Exercise aim — Omit all pictures and give the records below again exactly as written.

Data records
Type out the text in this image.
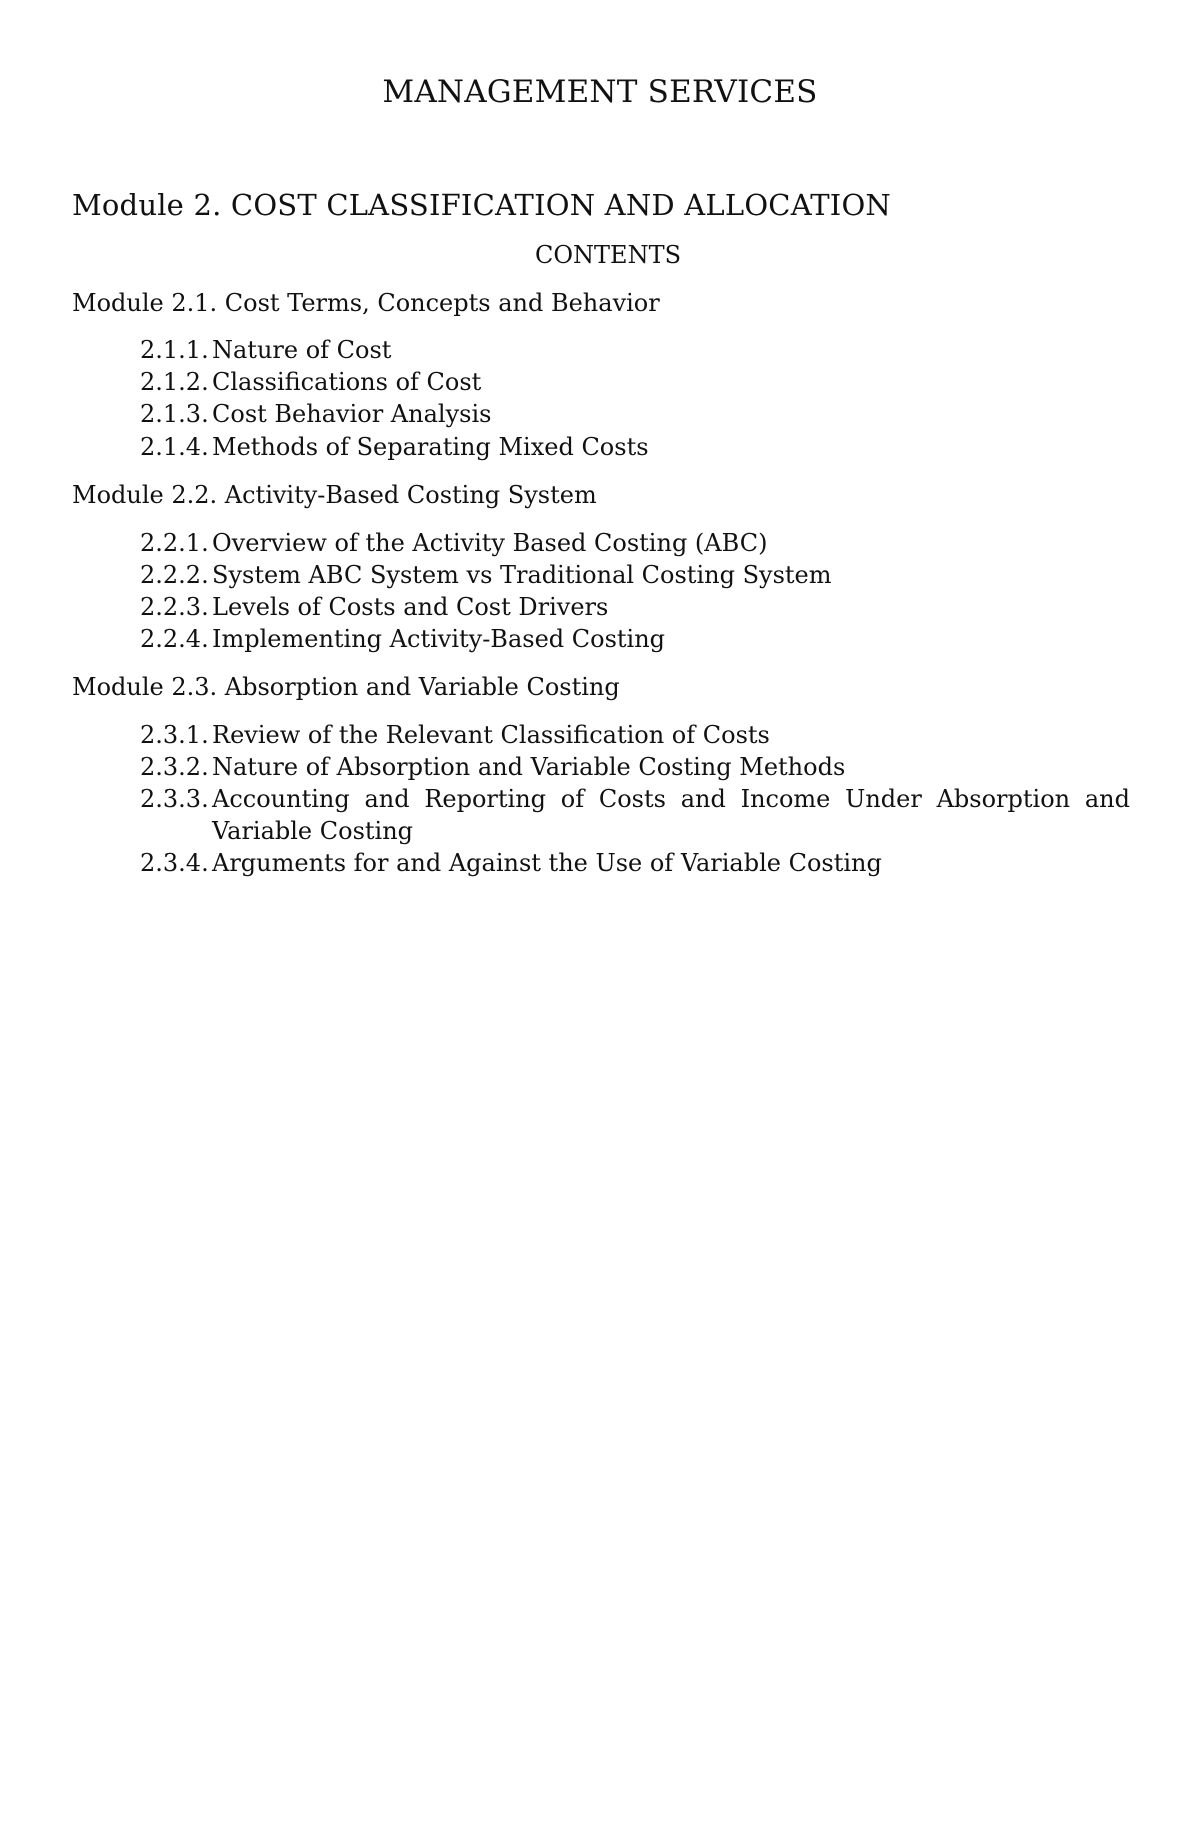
MANAGEMENT SERVICES
Module 2. COST CLASSIFICATION AND ALLOCATION
CONTENTS
Module 2.1. Cost Terms, Concepts and Behavior
2.1.1. Nature of Cost
2.1.2. Classifications of Cost
2.1.3. Cost Behavior Analysis
2.1.4. Methods of Separating Mixed Costs
Module 2.2. Activity-Based Costing System
2.2.1. Overview of the Activity Based Costing (ABC)
2.2.2. System ABC System vs Traditional Costing System
2.2.3. Levels of Costs and Cost Drivers
2.2.4. Implementing Activity-Based Costing
Module 2.3. Absorption and Variable Costing
2.3.1. Review of the Relevant Classification of Costs
2.3.2. Nature of Absorption and Variable Costing Methods
2.3.3. Accounting and Reporting of Costs and Income Under Absorption and Variable Costing
2.3.4. Arguments for and Against the Use of Variable Costing
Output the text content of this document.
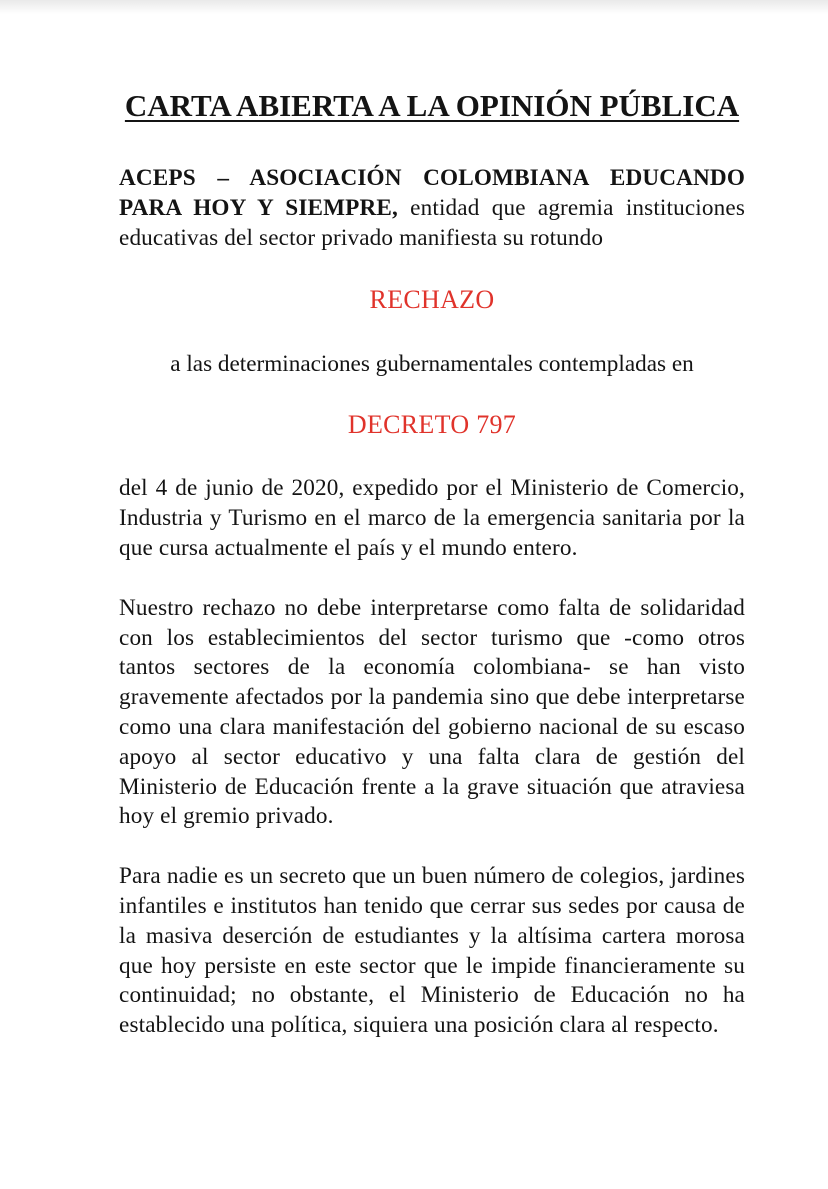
CARTA ABIERTA A LA OPINIÓN PÚBLICA

ACEPS – ASOCIACIÓN COLOMBIANA EDUCANDO PARA HOY Y SIEMPRE, entidad que agremia instituciones educativas del sector privado manifiesta su rotundo

RECHAZO

a las determinaciones gubernamentales contempladas en

DECRETO 797

del 4 de junio de 2020, expedido por el Ministerio de Comercio, Industria y Turismo en el marco de la emergencia sanitaria por la que cursa actualmente el país y el mundo entero.

Nuestro rechazo no debe interpretarse como falta de solidaridad con los establecimientos del sector turismo que -como otros tantos sectores de la economía colombiana- se han visto gravemente afectados por la pandemia sino que debe interpretarse como una clara manifestación del gobierno nacional de su escaso apoyo al sector educativo y una falta clara de gestión del Ministerio de Educación frente a la grave situación que atraviesa hoy el gremio privado.

Para nadie es un secreto que un buen número de colegios, jardines infantiles e institutos han tenido que cerrar sus sedes por causa de la masiva deserción de estudiantes y la altísima cartera morosa que hoy persiste en este sector que le impide financieramente su continuidad; no obstante, el Ministerio de Educación no ha establecido una política, siquiera una posición clara al respecto.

Problem solution —
Type out the text in this image.
MANAGEMENT SERVICES
Module 2. COST CLASSIFICATION AND ALLOCATION
CONTENTS
Module 2.1. Cost Terms, Concepts and Behavior
2.1.1. Nature of Cost
2.1.2. Classifications of Cost
2.1.3. Cost Behavior Analysis
2.1.4. Methods of Separating Mixed Costs
Module 2.2. Activity-Based Costing System
2.2.1. Overview of the Activity Based Costing (ABC)
2.2.2. System ABC System vs Traditional Costing System
2.2.3. Levels of Costs and Cost Drivers
2.2.4. Implementing Activity-Based Costing
Module 2.3. Absorption and Variable Costing
2.3.1. Review of the Relevant Classification of Costs
2.3.2. Nature of Absorption and Variable Costing Methods
2.3.3. Accounting and Reporting of Costs and Income Under Absorption and Variable Costing
2.3.4. Arguments for and Against the Use of Variable Costing
Output the text content of this document.
CARTA ABIERTA A LA OPINIÓN PÚBLICA

ACEPS – ASOCIACIÓN COLOMBIANA EDUCANDO PARA HOY Y SIEMPRE, entidad que agremia instituciones educativas del sector privado manifiesta su rotundo

RECHAZO

a las determinaciones gubernamentales contempladas en

DECRETO 797

del 4 de junio de 2020, expedido por el Ministerio de Comercio, Industria y Turismo en el marco de la emergencia sanitaria por la que cursa actualmente el país y el mundo entero.

Nuestro rechazo no debe interpretarse como falta de solidaridad con los establecimientos del sector turismo que -como otros tantos sectores de la economía colombiana- se han visto gravemente afectados por la pandemia sino que debe interpretarse como una clara manifestación del gobierno nacional de su escaso apoyo al sector educativo y una falta clara de gestión del Ministerio de Educación frente a la grave situación que atraviesa hoy el gremio privado.

Para nadie es un secreto que un buen número de colegios, jardines infantiles e institutos han tenido que cerrar sus sedes por causa de la masiva deserción de estudiantes y la altísima cartera morosa que hoy persiste en este sector que le impide financieramente su continuidad; no obstante, el Ministerio de Educación no ha establecido una política, siquiera una posición clara al respecto.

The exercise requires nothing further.